(Data items)
------------------------------------------------------------------------

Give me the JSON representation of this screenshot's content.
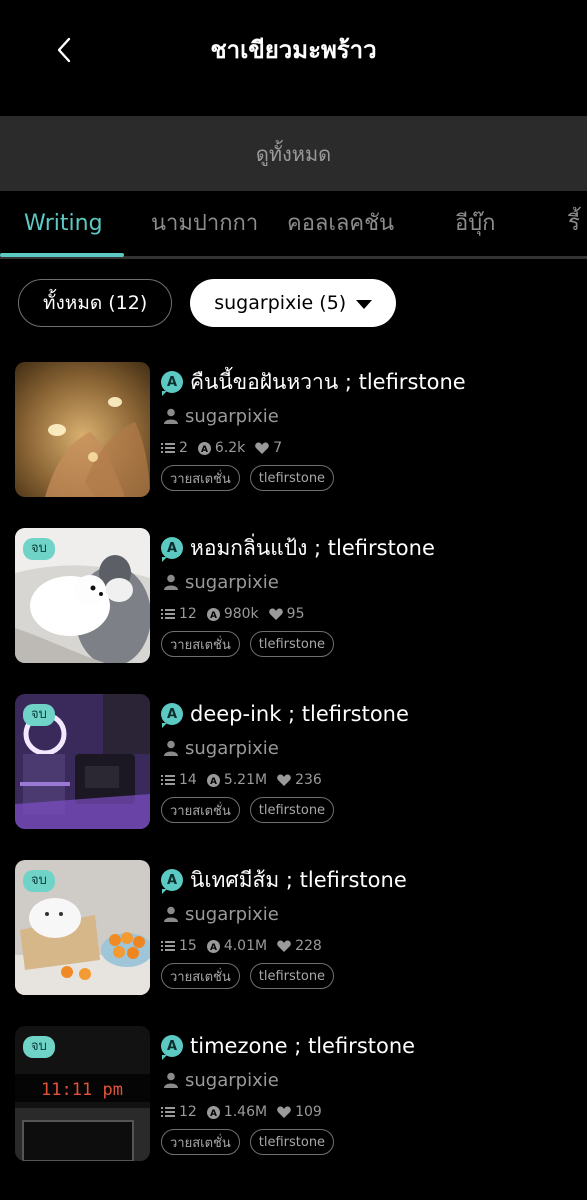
{
  "header": {
    "title": "ชาเขียวมะพร้าว"
  },
  "view_all": "ดูทั้งหมด",
  "tabs": [
    {
      "label": "Writing",
      "active": true
    },
    {
      "label": "นามปากกา"
    },
    {
      "label": "คอลเลคชัน"
    },
    {
      "label": "อีบุ๊ก"
    },
    {
      "label": "รี้"
    }
  ],
  "filters": {
    "all": "ทั้งหมด (12)",
    "author": "sugarpixie (5)"
  },
  "colors": {
    "accent": "#5cc9c2",
    "badge": "#6fd3c8"
  },
  "items": [
    {
      "title": "คืนนี้ขอฝันหวาน ; tlefirstone",
      "author": "sugarpixie",
      "chapters": "2",
      "views": "6.2k",
      "likes": "7",
      "tags": [
        "วายสเตชั่น",
        "tlefirstone"
      ],
      "badge": ""
    },
    {
      "title": "หอมกลิ่นแป้ง ; tlefirstone",
      "author": "sugarpixie",
      "chapters": "12",
      "views": "980k",
      "likes": "95",
      "tags": [
        "วายสเตชั่น",
        "tlefirstone"
      ],
      "badge": "จบ"
    },
    {
      "title": "deep-ink ; tlefirstone",
      "author": "sugarpixie",
      "chapters": "14",
      "views": "5.21M",
      "likes": "236",
      "tags": [
        "วายสเตชั่น",
        "tlefirstone"
      ],
      "badge": "จบ"
    },
    {
      "title": "นิเทศมีส้ม ; tlefirstone",
      "author": "sugarpixie",
      "chapters": "15",
      "views": "4.01M",
      "likes": "228",
      "tags": [
        "วายสเตชั่น",
        "tlefirstone"
      ],
      "badge": "จบ"
    },
    {
      "title": "timezone ; tlefirstone",
      "author": "sugarpixie",
      "chapters": "12",
      "views": "1.46M",
      "likes": "109",
      "tags": [
        "วายสเตชั่น",
        "tlefirstone"
      ],
      "badge": "จบ"
    }
  ],
  "thumb_text": {
    "clock": "11:11 pm"
  }
}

------------------------------------------------------------------------

Objective :: Transcribe all of the records above character for character. Exclude the pictures.

Answer below ::
Give me the JSON representation of this screenshot's content.
{
  "header": {
    "title": "ชาเขียวมะพร้าว"
  },
  "view_all": "ดูทั้งหมด",
  "tabs": [
    {
      "label": "Writing",
      "active": true
    },
    {
      "label": "นามปากกา"
    },
    {
      "label": "คอลเลคชัน"
    },
    {
      "label": "อีบุ๊ก"
    },
    {
      "label": "รี้"
    }
  ],
  "filters": {
    "all": "ทั้งหมด (12)",
    "author": "sugarpixie (5)"
  },
  "colors": {
    "accent": "#5cc9c2",
    "badge": "#6fd3c8"
  },
  "items": [
    {
      "title": "คืนนี้ขอฝันหวาน ; tlefirstone",
      "author": "sugarpixie",
      "chapters": "2",
      "views": "6.2k",
      "likes": "7",
      "tags": [
        "วายสเตชั่น",
        "tlefirstone"
      ],
      "badge": ""
    },
    {
      "title": "หอมกลิ่นแป้ง ; tlefirstone",
      "author": "sugarpixie",
      "chapters": "12",
      "views": "980k",
      "likes": "95",
      "tags": [
        "วายสเตชั่น",
        "tlefirstone"
      ],
      "badge": "จบ"
    },
    {
      "title": "deep-ink ; tlefirstone",
      "author": "sugarpixie",
      "chapters": "14",
      "views": "5.21M",
      "likes": "236",
      "tags": [
        "วายสเตชั่น",
        "tlefirstone"
      ],
      "badge": "จบ"
    },
    {
      "title": "นิเทศมีส้ม ; tlefirstone",
      "author": "sugarpixie",
      "chapters": "15",
      "views": "4.01M",
      "likes": "228",
      "tags": [
        "วายสเตชั่น",
        "tlefirstone"
      ],
      "badge": "จบ"
    },
    {
      "title": "timezone ; tlefirstone",
      "author": "sugarpixie",
      "chapters": "12",
      "views": "1.46M",
      "likes": "109",
      "tags": [
        "วายสเตชั่น",
        "tlefirstone"
      ],
      "badge": "จบ"
    }
  ],
  "thumb_text": {
    "clock": "11:11 pm"
  }
}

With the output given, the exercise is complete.